Below are some records: retype them all exactly, but not the pictures.
..............................
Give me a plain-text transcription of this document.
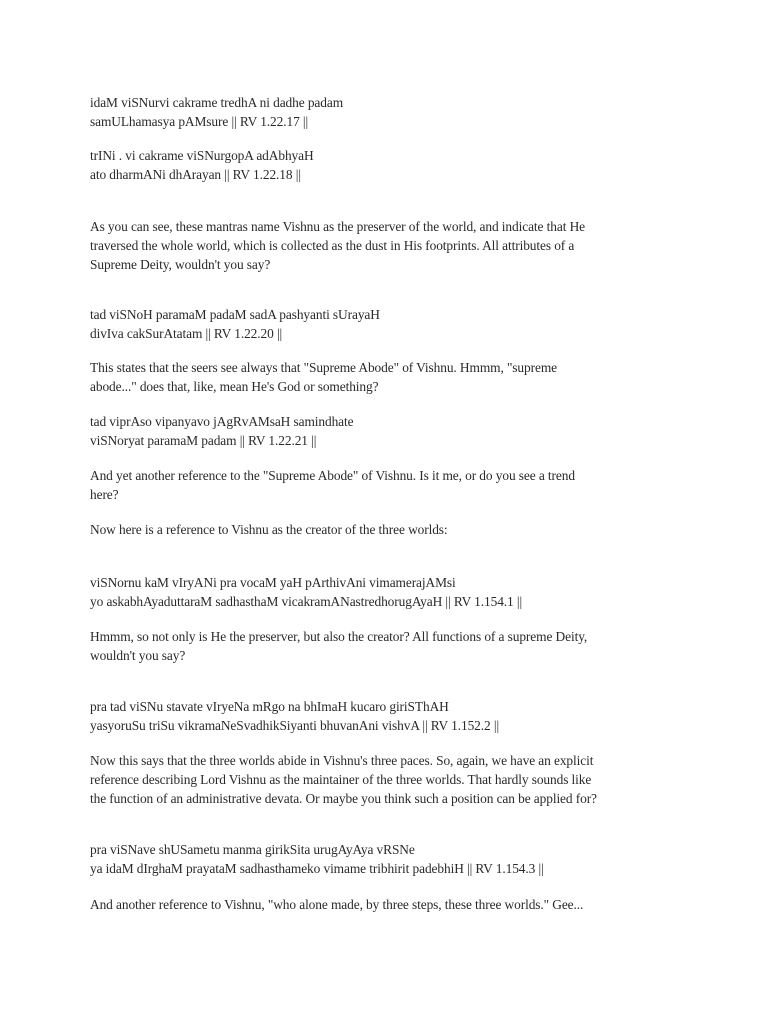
idaM viSNurvi cakrame tredhA ni dadhe padam
samULhamasya pAMsure || RV 1.22.17 ||
trINi . vi cakrame viSNurgopA adAbhyaH
ato dharmANi dhArayan || RV 1.22.18 ||
As you can see, these mantras name Vishnu as the preserver of the world, and indicate that He
traversed the whole world, which is collected as the dust in His footprints. All attributes of a
Supreme Deity, wouldn't you say?
tad viSNoH paramaM padaM sadA pashyanti sUrayaH
divIva cakSurAtatam || RV 1.22.20 ||
This states that the seers see always that "Supreme Abode" of Vishnu. Hmmm, "supreme
abode..." does that, like, mean He's God or something?
tad viprAso vipanyavo jAgRvAMsaH samindhate
viSNoryat paramaM padam || RV 1.22.21 ||
And yet another reference to the "Supreme Abode" of Vishnu. Is it me, or do you see a trend
here?
Now here is a reference to Vishnu as the creator of the three worlds:
viSNornu kaM vIryANi pra vocaM yaH pArthivAni vimamerajAMsi
yo askabhAyaduttaraM sadhasthaM vicakramANastredhorugAyaH || RV 1.154.1 ||
Hmmm, so not only is He the preserver, but also the creator? All functions of a supreme Deity,
wouldn't you say?
pra tad viSNu stavate vIryeNa mRgo na bhImaH kucaro giriSThAH
yasyoruSu triSu vikramaNeSvadhikSiyanti bhuvanAni vishvA || RV 1.152.2 ||
Now this says that the three worlds abide in Vishnu's three paces. So, again, we have an explicit
reference describing Lord Vishnu as the maintainer of the three worlds. That hardly sounds like
the function of an administrative devata. Or maybe you think such a position can be applied for?
pra viSNave shUSametu manma girikSita urugAyAya vRSNe
ya idaM dIrghaM prayataM sadhasthameko vimame tribhirit padebhiH || RV 1.154.3 ||
And another reference to Vishnu, "who alone made, by three steps, these three worlds." Gee...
..............................
• Correct result
Give me a plain-text transcription of this document.
idaM viSNurvi cakrame tredhA ni dadhe padam
samULhamasya pAMsure || RV 1.22.17 ||
trINi . vi cakrame viSNurgopA adAbhyaH
ato dharmANi dhArayan || RV 1.22.18 ||
As you can see, these mantras name Vishnu as the preserver of the world, and indicate that He
traversed the whole world, which is collected as the dust in His footprints. All attributes of a
Supreme Deity, wouldn't you say?
tad viSNoH paramaM padaM sadA pashyanti sUrayaH
divIva cakSurAtatam || RV 1.22.20 ||
This states that the seers see always that "Supreme Abode" of Vishnu. Hmmm, "supreme
abode..." does that, like, mean He's God or something?
tad viprAso vipanyavo jAgRvAMsaH samindhate
viSNoryat paramaM padam || RV 1.22.21 ||
And yet another reference to the "Supreme Abode" of Vishnu. Is it me, or do you see a trend
here?
Now here is a reference to Vishnu as the creator of the three worlds:
viSNornu kaM vIryANi pra vocaM yaH pArthivAni vimamerajAMsi
yo askabhAyaduttaraM sadhasthaM vicakramANastredhorugAyaH || RV 1.154.1 ||
Hmmm, so not only is He the preserver, but also the creator? All functions of a supreme Deity,
wouldn't you say?
pra tad viSNu stavate vIryeNa mRgo na bhImaH kucaro giriSThAH
yasyoruSu triSu vikramaNeSvadhikSiyanti bhuvanAni vishvA || RV 1.152.2 ||
Now this says that the three worlds abide in Vishnu's three paces. So, again, we have an explicit
reference describing Lord Vishnu as the maintainer of the three worlds. That hardly sounds like
the function of an administrative devata. Or maybe you think such a position can be applied for?
pra viSNave shUSametu manma girikSita urugAyAya vRSNe
ya idaM dIrghaM prayataM sadhasthameko vimame tribhirit padebhiH || RV 1.154.3 ||
And another reference to Vishnu, "who alone made, by three steps, these three worlds." Gee...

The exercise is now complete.